┌────────

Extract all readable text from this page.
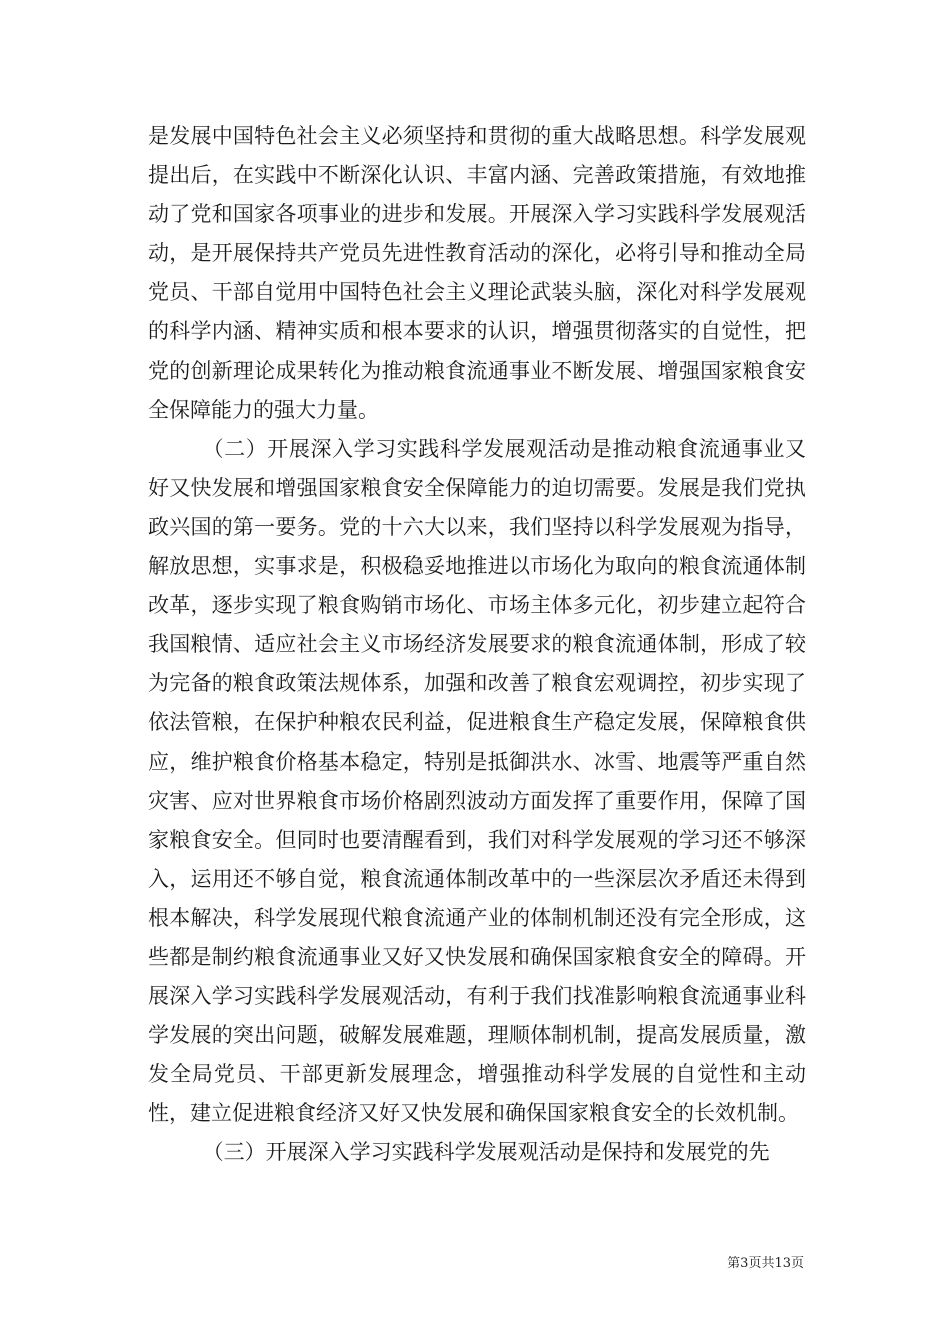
是发展中国特色社会主义必须坚持和贯彻的重大战略思想。科学发展观提出后，在实践中不断深化认识、丰富内涵、完善政策措施，有效地推动了党和国家各项事业的进步和发展。开展深入学习实践科学发展观活动，是开展保持共产党员先进性教育活动的深化，必将引导和推动全局党员、干部自觉用中国特色社会主义理论武装头脑，深化对科学发展观的科学内涵、精神实质和根本要求的认识，增强贯彻落实的自觉性，把党的创新理论成果转化为推动粮食流通事业不断发展、增强国家粮食安全保障能力的强大力量。

（二）开展深入学习实践科学发展观活动是推动粮食流通事业又好又快发展和增强国家粮食安全保障能力的迫切需要。发展是我们党执政兴国的第一要务。党的十六大以来，我们坚持以科学发展观为指导，解放思想，实事求是，积极稳妥地推进以市场化为取向的粮食流通体制改革，逐步实现了粮食购销市场化、市场主体多元化，初步建立起符合我国粮情、适应社会主义市场经济发展要求的粮食流通体制，形成了较为完备的粮食政策法规体系，加强和改善了粮食宏观调控，初步实现了依法管粮，在保护种粮农民利益，促进粮食生产稳定发展，保障粮食供应，维护粮食价格基本稳定，特别是抵御洪水、冰雪、地震等严重自然灾害、应对世界粮食市场价格剧烈波动方面发挥了重要作用，保障了国家粮食安全。但同时也要清醒看到，我们对科学发展观的学习还不够深入，运用还不够自觉，粮食流通体制改革中的一些深层次矛盾还未得到根本解决，科学发展现代粮食流通产业的体制机制还没有完全形成，这些都是制约粮食流通事业又好又快发展和确保国家粮食安全的障碍。开展深入学习实践科学发展观活动，有利于我们找准影响粮食流通事业科学发展的突出问题，破解发展难题，理顺体制机制，提高发展质量，激发全局党员、干部更新发展理念，增强推动科学发展的自觉性和主动性，建立促进粮食经济又好又快发展和确保国家粮食安全的长效机制。

（三）开展深入学习实践科学发展观活动是保持和发展党的先

第3页共13页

└────────

- [What needs to be done] Every record must be copied exactly, with images dropped from the result.

- [Complete output]
Extract all readable text from this page.
是发展中国特色社会主义必须坚持和贯彻的重大战略思想。科学发展观提出后，在实践中不断深化认识、丰富内涵、完善政策措施，有效地推动了党和国家各项事业的进步和发展。开展深入学习实践科学发展观活动，是开展保持共产党员先进性教育活动的深化，必将引导和推动全局党员、干部自觉用中国特色社会主义理论武装头脑，深化对科学发展观的科学内涵、精神实质和根本要求的认识，增强贯彻落实的自觉性，把党的创新理论成果转化为推动粮食流通事业不断发展、增强国家粮食安全保障能力的强大力量。

（二）开展深入学习实践科学发展观活动是推动粮食流通事业又好又快发展和增强国家粮食安全保障能力的迫切需要。发展是我们党执政兴国的第一要务。党的十六大以来，我们坚持以科学发展观为指导，解放思想，实事求是，积极稳妥地推进以市场化为取向的粮食流通体制改革，逐步实现了粮食购销市场化、市场主体多元化，初步建立起符合我国粮情、适应社会主义市场经济发展要求的粮食流通体制，形成了较为完备的粮食政策法规体系，加强和改善了粮食宏观调控，初步实现了依法管粮，在保护种粮农民利益，促进粮食生产稳定发展，保障粮食供应，维护粮食价格基本稳定，特别是抵御洪水、冰雪、地震等严重自然灾害、应对世界粮食市场价格剧烈波动方面发挥了重要作用，保障了国家粮食安全。但同时也要清醒看到，我们对科学发展观的学习还不够深入，运用还不够自觉，粮食流通体制改革中的一些深层次矛盾还未得到根本解决，科学发展现代粮食流通产业的体制机制还没有完全形成，这些都是制约粮食流通事业又好又快发展和确保国家粮食安全的障碍。开展深入学习实践科学发展观活动，有利于我们找准影响粮食流通事业科学发展的突出问题，破解发展难题，理顺体制机制，提高发展质量，激发全局党员、干部更新发展理念，增强推动科学发展的自觉性和主动性，建立促进粮食经济又好又快发展和确保国家粮食安全的长效机制。

（三）开展深入学习实践科学发展观活动是保持和发展党的先

第3页共13页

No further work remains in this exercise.